Direction:
Each record must be reproduced exactly as it is shown.
-- begin Records to process --
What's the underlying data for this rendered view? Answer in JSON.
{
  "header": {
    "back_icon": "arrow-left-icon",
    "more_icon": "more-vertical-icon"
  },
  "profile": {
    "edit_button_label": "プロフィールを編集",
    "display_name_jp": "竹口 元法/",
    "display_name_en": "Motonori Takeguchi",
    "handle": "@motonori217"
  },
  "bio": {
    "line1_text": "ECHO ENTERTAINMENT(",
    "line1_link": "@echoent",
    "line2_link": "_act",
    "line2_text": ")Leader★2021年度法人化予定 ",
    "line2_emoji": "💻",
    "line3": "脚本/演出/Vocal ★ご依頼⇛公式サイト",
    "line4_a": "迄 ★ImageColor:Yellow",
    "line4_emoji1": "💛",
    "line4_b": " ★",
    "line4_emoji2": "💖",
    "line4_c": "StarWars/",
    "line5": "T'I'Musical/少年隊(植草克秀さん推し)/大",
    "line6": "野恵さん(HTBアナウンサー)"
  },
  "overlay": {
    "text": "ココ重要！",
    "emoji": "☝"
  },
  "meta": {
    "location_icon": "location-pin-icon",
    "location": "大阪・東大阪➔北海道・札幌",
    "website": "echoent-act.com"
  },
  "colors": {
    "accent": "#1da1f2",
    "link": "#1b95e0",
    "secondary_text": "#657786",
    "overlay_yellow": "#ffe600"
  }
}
-- end Records to process --
Response:
What's the underlying data for this rendered view? Answer in JSON.
{
  "header": {
    "back_icon": "arrow-left-icon",
    "more_icon": "more-vertical-icon"
  },
  "profile": {
    "edit_button_label": "プロフィールを編集",
    "display_name_jp": "竹口 元法/",
    "display_name_en": "Motonori Takeguchi",
    "handle": "@motonori217"
  },
  "bio": {
    "line1_text": "ECHO ENTERTAINMENT(",
    "line1_link": "@echoent",
    "line2_link": "_act",
    "line2_text": ")Leader★2021年度法人化予定 ",
    "line2_emoji": "💻",
    "line3": "脚本/演出/Vocal ★ご依頼⇛公式サイト",
    "line4_a": "迄 ★ImageColor:Yellow",
    "line4_emoji1": "💛",
    "line4_b": " ★",
    "line4_emoji2": "💖",
    "line4_c": "StarWars/",
    "line5": "T'I'Musical/少年隊(植草克秀さん推し)/大",
    "line6": "野恵さん(HTBアナウンサー)"
  },
  "overlay": {
    "text": "ココ重要！",
    "emoji": "☝"
  },
  "meta": {
    "location_icon": "location-pin-icon",
    "location": "大阪・東大阪➔北海道・札幌",
    "website": "echoent-act.com"
  },
  "colors": {
    "accent": "#1da1f2",
    "link": "#1b95e0",
    "secondary_text": "#657786",
    "overlay_yellow": "#ffe600"
  }
}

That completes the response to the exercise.